Each entry must be given again exactly; images do not belong in the copy.

......

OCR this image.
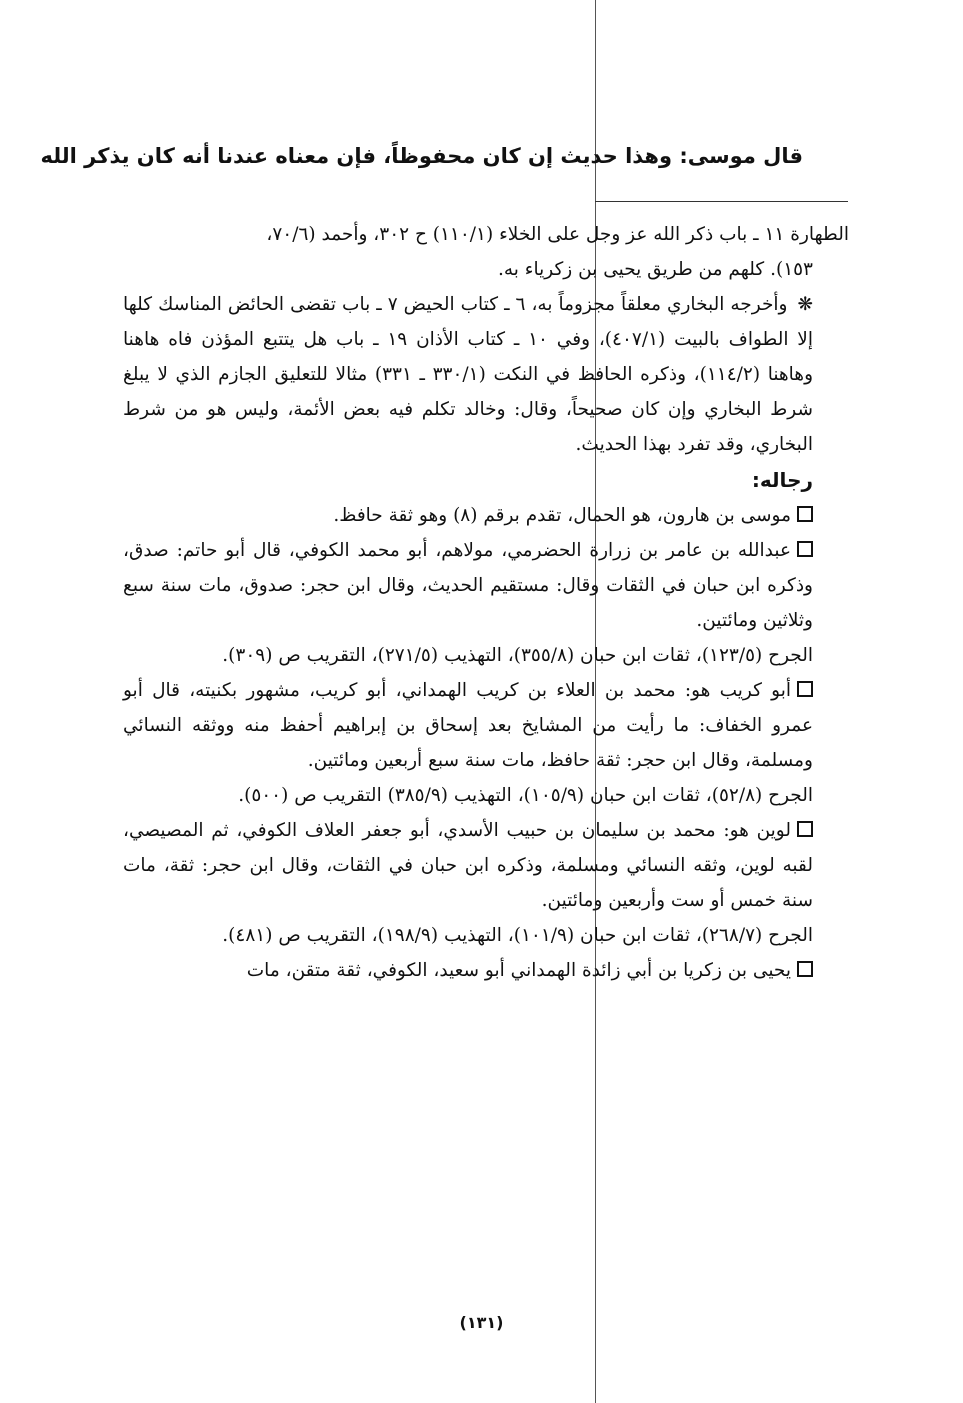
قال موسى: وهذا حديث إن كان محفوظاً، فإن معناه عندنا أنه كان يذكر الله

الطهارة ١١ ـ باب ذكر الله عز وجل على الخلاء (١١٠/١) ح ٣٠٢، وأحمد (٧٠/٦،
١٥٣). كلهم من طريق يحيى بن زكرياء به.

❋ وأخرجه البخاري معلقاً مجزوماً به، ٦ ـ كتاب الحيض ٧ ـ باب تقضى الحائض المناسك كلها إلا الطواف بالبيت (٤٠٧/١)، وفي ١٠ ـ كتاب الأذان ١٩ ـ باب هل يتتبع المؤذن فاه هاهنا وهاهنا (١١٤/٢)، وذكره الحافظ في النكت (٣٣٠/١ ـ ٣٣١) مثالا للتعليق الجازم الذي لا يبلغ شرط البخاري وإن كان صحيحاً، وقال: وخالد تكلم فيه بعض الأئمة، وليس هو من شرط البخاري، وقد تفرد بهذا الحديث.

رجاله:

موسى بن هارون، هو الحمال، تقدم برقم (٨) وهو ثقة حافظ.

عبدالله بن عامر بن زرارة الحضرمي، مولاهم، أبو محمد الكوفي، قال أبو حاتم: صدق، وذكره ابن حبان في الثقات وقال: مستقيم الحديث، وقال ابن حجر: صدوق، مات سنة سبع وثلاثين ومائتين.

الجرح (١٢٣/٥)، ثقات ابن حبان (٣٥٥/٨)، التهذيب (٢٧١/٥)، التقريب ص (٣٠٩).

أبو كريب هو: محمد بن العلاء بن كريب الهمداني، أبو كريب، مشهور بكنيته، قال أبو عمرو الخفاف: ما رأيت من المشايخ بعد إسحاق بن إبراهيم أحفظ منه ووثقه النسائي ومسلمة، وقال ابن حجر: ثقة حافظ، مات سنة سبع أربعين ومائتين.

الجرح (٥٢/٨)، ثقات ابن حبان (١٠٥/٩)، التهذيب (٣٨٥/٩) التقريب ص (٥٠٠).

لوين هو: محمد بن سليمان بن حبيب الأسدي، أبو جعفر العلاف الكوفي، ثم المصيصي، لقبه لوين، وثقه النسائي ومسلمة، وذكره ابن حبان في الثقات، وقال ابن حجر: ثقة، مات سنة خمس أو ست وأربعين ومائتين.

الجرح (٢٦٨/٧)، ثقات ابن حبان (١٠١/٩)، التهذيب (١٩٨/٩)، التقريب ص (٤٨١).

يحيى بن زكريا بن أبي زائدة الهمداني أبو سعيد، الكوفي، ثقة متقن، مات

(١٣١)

......

### EXERCISE RESULT
OCR this image.
قال موسى: وهذا حديث إن كان محفوظاً، فإن معناه عندنا أنه كان يذكر الله

الطهارة ١١ ـ باب ذكر الله عز وجل على الخلاء (١١٠/١) ح ٣٠٢، وأحمد (٧٠/٦،
١٥٣). كلهم من طريق يحيى بن زكرياء به.

❋ وأخرجه البخاري معلقاً مجزوماً به، ٦ ـ كتاب الحيض ٧ ـ باب تقضى الحائض المناسك كلها إلا الطواف بالبيت (٤٠٧/١)، وفي ١٠ ـ كتاب الأذان ١٩ ـ باب هل يتتبع المؤذن فاه هاهنا وهاهنا (١١٤/٢)، وذكره الحافظ في النكت (٣٣٠/١ ـ ٣٣١) مثالا للتعليق الجازم الذي لا يبلغ شرط البخاري وإن كان صحيحاً، وقال: وخالد تكلم فيه بعض الأئمة، وليس هو من شرط البخاري، وقد تفرد بهذا الحديث.

رجاله:

موسى بن هارون، هو الحمال، تقدم برقم (٨) وهو ثقة حافظ.

عبدالله بن عامر بن زرارة الحضرمي، مولاهم، أبو محمد الكوفي، قال أبو حاتم: صدق، وذكره ابن حبان في الثقات وقال: مستقيم الحديث، وقال ابن حجر: صدوق، مات سنة سبع وثلاثين ومائتين.

الجرح (١٢٣/٥)، ثقات ابن حبان (٣٥٥/٨)، التهذيب (٢٧١/٥)، التقريب ص (٣٠٩).

أبو كريب هو: محمد بن العلاء بن كريب الهمداني، أبو كريب، مشهور بكنيته، قال أبو عمرو الخفاف: ما رأيت من المشايخ بعد إسحاق بن إبراهيم أحفظ منه ووثقه النسائي ومسلمة، وقال ابن حجر: ثقة حافظ، مات سنة سبع أربعين ومائتين.

الجرح (٥٢/٨)، ثقات ابن حبان (١٠٥/٩)، التهذيب (٣٨٥/٩) التقريب ص (٥٠٠).

لوين هو: محمد بن سليمان بن حبيب الأسدي، أبو جعفر العلاف الكوفي، ثم المصيصي، لقبه لوين، وثقه النسائي ومسلمة، وذكره ابن حبان في الثقات، وقال ابن حجر: ثقة، مات سنة خمس أو ست وأربعين ومائتين.

الجرح (٢٦٨/٧)، ثقات ابن حبان (١٠١/٩)، التهذيب (١٩٨/٩)، التقريب ص (٤٨١).

يحيى بن زكريا بن أبي زائدة الهمداني أبو سعيد، الكوفي، ثقة متقن، مات

(١٣١)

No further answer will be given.